[Records contained in a dataset]
:::

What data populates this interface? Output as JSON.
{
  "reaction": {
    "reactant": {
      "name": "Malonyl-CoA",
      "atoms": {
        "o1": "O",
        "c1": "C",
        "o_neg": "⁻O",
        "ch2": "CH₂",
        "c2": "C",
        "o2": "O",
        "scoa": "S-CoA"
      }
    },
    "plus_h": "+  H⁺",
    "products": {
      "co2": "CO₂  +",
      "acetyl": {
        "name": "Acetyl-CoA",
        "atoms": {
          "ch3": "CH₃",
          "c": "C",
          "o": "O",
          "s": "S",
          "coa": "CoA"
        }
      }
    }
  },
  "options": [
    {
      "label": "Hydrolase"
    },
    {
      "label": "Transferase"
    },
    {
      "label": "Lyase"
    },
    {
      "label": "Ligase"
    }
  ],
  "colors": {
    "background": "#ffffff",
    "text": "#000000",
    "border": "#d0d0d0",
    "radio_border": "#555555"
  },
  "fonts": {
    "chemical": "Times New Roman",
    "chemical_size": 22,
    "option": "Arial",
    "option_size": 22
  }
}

:::

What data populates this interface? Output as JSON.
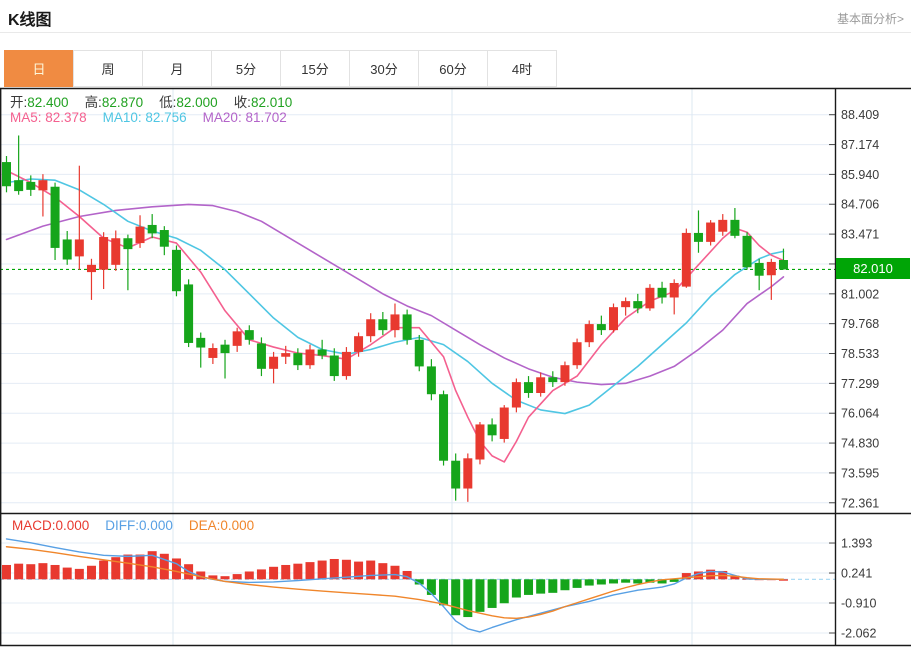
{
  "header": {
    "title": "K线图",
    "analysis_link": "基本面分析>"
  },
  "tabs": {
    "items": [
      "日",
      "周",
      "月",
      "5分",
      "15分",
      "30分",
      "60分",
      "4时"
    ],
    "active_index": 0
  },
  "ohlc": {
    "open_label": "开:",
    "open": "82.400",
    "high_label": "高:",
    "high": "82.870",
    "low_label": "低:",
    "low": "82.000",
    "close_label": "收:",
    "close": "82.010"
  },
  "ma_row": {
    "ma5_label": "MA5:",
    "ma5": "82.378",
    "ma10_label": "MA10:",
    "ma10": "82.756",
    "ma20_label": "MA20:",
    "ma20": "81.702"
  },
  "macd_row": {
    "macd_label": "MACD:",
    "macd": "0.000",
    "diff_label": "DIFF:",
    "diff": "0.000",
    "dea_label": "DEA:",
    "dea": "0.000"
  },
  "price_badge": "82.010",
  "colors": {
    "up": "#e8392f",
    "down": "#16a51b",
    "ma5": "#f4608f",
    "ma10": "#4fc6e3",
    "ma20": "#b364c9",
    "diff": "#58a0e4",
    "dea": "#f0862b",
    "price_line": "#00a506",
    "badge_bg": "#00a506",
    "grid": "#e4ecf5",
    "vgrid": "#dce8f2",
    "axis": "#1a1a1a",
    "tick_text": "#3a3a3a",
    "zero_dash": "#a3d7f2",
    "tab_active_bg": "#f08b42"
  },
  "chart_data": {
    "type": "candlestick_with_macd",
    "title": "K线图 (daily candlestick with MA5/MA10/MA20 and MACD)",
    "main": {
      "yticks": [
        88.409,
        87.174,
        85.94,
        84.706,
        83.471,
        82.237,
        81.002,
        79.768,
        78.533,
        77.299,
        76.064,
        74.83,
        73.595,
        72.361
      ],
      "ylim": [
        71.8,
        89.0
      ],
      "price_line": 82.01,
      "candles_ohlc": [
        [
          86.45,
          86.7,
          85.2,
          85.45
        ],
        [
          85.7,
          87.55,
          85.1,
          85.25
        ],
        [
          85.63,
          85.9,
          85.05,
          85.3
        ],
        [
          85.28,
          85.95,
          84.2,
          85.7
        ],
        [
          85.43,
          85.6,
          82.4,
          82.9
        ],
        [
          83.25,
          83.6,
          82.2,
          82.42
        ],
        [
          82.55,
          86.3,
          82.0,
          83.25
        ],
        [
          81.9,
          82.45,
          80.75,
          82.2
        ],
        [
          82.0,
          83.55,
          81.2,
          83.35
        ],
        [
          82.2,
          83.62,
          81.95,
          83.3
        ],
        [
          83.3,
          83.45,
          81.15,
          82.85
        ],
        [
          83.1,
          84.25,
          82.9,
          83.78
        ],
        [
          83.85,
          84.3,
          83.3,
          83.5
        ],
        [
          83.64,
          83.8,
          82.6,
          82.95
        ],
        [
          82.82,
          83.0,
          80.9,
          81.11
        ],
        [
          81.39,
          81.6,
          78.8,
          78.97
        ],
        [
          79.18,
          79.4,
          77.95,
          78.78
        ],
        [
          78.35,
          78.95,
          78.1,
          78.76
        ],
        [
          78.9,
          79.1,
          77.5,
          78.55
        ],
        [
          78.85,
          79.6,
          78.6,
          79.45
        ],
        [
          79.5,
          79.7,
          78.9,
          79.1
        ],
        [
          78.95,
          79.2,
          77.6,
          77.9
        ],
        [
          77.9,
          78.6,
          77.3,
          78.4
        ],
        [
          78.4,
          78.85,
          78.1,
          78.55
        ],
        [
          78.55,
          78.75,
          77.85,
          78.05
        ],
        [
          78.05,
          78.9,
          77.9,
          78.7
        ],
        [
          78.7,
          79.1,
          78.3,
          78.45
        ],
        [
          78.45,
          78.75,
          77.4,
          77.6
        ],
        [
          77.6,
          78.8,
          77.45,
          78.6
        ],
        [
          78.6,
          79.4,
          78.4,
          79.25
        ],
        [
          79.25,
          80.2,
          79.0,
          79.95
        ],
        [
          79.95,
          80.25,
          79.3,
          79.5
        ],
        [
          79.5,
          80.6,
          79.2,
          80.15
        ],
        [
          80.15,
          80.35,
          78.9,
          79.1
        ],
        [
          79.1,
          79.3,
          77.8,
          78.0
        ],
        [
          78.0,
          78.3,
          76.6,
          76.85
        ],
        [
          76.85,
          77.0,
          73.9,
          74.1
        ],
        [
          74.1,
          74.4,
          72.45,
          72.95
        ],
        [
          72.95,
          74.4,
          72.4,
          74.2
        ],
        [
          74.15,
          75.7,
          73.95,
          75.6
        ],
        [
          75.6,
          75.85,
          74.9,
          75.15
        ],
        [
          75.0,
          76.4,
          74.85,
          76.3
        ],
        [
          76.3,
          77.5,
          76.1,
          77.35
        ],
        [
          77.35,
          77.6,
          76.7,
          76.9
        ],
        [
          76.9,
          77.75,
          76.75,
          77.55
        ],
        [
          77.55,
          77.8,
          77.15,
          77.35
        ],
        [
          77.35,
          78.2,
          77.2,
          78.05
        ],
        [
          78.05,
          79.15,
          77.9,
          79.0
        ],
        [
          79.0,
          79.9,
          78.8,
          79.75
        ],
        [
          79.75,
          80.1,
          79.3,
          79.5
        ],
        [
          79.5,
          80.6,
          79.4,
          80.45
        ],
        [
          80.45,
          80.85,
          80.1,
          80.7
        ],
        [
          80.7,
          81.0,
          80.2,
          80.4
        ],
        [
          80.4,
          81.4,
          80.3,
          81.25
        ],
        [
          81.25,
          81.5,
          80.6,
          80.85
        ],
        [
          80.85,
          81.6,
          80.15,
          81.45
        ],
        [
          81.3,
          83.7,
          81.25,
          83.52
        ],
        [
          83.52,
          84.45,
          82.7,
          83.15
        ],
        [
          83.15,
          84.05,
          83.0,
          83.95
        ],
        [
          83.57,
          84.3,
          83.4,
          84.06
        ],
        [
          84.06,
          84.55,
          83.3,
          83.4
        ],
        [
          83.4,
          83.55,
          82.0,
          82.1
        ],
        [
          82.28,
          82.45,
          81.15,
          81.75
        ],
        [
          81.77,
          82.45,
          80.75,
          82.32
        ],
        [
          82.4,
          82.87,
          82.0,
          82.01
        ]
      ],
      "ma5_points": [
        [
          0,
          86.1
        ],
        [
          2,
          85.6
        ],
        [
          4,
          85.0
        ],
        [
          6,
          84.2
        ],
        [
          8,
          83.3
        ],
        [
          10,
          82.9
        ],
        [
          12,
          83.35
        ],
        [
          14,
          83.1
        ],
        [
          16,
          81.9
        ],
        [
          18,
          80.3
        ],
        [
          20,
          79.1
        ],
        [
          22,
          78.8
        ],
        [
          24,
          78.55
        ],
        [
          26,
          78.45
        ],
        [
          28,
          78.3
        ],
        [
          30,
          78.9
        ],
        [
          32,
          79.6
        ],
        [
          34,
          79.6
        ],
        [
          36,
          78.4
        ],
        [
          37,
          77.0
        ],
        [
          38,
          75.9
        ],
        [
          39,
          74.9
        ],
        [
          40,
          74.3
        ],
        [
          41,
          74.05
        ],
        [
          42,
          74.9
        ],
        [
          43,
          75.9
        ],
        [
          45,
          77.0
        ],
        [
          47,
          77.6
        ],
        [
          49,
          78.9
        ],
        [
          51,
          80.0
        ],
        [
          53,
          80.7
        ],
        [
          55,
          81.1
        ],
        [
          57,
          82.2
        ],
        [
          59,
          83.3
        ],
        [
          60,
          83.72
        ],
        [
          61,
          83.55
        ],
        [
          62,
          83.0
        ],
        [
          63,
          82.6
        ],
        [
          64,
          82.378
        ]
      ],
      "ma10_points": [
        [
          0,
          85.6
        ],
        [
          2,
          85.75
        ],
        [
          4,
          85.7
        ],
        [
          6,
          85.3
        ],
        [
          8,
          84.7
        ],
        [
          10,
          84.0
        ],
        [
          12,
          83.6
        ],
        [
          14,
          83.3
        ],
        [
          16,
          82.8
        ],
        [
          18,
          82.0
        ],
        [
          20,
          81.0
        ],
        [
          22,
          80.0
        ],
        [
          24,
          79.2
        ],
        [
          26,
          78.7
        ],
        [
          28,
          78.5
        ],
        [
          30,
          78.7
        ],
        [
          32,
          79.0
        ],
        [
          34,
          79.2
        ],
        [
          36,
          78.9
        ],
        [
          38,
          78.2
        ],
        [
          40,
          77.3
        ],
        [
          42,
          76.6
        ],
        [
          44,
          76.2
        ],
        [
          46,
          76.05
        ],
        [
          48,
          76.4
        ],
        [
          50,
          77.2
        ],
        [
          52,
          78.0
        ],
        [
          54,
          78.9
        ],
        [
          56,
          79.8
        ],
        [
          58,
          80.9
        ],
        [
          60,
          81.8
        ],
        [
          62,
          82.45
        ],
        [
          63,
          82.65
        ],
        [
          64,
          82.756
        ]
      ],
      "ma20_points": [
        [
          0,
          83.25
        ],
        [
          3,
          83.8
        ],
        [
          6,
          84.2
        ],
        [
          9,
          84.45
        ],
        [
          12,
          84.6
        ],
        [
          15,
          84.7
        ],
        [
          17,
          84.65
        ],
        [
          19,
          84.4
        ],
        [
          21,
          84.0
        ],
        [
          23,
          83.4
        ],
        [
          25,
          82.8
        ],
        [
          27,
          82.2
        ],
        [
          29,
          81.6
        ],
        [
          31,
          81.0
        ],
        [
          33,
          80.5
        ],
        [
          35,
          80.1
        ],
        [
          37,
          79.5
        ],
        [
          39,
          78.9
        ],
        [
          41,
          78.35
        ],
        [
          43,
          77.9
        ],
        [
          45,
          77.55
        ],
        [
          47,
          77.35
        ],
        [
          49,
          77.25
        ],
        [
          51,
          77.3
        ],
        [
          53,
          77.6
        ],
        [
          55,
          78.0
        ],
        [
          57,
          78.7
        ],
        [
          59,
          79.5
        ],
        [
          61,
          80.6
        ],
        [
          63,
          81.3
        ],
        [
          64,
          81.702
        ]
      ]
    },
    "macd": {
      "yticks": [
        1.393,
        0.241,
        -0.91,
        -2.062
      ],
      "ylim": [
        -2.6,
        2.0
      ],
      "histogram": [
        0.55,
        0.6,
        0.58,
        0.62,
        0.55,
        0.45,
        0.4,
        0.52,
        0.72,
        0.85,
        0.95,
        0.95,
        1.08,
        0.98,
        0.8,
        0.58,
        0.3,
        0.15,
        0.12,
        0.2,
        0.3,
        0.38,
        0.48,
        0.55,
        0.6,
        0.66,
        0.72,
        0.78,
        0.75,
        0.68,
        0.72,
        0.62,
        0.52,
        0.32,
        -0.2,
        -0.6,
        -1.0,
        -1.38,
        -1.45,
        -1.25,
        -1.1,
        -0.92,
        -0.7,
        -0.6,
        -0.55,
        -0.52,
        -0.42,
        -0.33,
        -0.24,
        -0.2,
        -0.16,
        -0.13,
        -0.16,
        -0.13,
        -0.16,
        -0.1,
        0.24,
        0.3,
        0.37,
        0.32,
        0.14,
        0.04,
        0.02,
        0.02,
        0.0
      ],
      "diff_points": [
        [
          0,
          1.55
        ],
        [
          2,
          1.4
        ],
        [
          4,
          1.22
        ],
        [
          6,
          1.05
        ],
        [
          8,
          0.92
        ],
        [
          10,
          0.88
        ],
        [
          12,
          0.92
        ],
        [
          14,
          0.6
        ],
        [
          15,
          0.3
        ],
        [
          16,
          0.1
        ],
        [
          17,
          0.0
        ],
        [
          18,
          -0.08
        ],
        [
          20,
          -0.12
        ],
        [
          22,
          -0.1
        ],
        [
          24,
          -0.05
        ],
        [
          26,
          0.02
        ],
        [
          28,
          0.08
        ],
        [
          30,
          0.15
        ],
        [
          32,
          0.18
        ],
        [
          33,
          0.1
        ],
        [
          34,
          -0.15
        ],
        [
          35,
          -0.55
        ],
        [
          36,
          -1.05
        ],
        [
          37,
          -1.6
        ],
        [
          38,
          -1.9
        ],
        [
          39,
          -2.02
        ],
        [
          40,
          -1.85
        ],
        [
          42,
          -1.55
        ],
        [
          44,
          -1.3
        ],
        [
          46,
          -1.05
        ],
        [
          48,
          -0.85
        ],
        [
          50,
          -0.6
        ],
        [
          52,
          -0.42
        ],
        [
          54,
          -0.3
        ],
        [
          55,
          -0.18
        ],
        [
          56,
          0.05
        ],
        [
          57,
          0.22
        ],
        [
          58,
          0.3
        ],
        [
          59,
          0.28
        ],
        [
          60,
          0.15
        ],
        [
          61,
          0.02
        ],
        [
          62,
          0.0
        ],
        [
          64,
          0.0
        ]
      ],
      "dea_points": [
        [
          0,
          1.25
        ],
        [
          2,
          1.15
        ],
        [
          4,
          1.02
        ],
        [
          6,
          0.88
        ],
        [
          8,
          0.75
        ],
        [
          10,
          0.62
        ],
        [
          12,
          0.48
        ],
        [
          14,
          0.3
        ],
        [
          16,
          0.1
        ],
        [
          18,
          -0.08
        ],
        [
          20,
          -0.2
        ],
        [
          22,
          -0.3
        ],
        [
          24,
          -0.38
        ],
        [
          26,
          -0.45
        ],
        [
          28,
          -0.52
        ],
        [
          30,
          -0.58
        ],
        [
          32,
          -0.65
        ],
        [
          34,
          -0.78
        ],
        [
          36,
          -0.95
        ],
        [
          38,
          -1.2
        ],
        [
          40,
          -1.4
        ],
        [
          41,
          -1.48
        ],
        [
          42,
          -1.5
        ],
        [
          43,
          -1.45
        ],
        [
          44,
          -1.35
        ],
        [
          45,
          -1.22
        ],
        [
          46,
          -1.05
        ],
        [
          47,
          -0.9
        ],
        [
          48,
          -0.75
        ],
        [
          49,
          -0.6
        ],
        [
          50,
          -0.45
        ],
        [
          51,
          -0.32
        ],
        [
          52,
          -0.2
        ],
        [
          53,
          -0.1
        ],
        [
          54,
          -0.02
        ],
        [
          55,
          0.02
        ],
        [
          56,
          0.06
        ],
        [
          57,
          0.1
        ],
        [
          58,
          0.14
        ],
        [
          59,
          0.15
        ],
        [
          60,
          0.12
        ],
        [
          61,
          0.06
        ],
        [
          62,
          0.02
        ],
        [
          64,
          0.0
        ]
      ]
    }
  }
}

:::

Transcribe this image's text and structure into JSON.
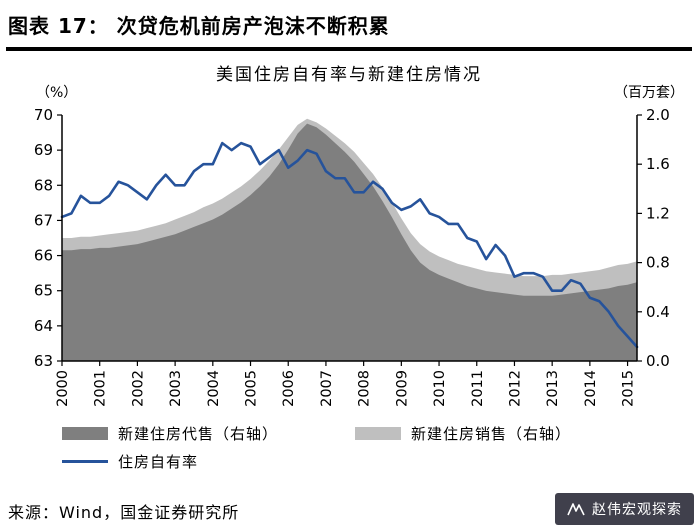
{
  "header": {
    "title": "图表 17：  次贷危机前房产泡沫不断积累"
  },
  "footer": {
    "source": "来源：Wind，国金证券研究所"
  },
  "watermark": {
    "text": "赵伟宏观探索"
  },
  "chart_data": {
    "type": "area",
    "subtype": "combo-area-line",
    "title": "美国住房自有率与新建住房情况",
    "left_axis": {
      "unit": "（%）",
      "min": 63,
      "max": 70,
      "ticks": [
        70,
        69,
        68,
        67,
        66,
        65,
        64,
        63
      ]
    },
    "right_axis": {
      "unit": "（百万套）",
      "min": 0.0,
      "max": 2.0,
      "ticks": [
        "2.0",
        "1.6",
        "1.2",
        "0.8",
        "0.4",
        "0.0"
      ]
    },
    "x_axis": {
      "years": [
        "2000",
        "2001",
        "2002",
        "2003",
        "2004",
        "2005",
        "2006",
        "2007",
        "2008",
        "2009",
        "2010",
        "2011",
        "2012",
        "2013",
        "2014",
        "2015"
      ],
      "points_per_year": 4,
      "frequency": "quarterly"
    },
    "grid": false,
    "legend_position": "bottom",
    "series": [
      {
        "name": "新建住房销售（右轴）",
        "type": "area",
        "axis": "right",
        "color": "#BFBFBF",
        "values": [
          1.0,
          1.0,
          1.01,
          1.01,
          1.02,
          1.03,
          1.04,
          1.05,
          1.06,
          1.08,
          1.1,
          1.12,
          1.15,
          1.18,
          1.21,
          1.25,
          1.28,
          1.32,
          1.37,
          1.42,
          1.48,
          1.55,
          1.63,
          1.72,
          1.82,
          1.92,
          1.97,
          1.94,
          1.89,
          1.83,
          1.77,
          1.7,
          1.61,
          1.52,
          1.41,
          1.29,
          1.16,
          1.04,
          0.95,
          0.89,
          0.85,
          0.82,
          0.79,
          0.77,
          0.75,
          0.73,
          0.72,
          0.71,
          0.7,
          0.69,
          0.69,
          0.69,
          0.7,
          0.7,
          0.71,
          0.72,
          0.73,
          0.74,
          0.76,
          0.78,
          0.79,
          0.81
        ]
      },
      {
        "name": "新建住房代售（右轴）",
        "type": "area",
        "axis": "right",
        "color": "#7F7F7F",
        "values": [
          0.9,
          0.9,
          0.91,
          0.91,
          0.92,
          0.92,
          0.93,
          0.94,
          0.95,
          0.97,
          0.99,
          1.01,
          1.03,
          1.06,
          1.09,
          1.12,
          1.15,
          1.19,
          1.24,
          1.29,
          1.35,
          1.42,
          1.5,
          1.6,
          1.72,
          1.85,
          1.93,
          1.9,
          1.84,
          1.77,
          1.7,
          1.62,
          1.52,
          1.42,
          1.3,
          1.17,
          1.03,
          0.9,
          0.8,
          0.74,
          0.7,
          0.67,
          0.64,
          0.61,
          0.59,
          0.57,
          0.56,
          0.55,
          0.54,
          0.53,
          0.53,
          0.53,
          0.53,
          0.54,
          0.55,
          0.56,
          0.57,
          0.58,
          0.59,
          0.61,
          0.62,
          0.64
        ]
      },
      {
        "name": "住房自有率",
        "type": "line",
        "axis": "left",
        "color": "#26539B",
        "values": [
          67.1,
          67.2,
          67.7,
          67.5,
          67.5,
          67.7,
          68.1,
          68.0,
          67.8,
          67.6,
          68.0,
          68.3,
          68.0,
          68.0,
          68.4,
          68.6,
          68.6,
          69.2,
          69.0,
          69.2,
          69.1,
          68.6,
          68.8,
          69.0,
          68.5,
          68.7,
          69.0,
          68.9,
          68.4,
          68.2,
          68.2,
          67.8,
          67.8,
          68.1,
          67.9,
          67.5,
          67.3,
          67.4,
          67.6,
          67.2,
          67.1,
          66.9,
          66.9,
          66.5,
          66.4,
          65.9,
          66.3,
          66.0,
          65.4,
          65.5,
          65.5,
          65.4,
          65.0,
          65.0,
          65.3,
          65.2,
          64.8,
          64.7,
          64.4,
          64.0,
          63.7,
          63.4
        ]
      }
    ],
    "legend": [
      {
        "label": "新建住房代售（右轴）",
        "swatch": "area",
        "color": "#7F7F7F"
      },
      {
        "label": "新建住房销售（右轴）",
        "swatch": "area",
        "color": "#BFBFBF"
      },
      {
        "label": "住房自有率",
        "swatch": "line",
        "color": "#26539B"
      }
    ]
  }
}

:::

| WHAT YOU SHOULD DO |
Report all lines of the data that include the word "title".

| COMPLETE OUTPUT |
    "title": "K线图",
    "title": "K线图 (daily candlestick with MA5/MA10/MA20 and MACD)",
    "title": "图表 17：  次贷危机前房产泡沫不断积累"
    "title": "美国住房自有率与新建住房情况",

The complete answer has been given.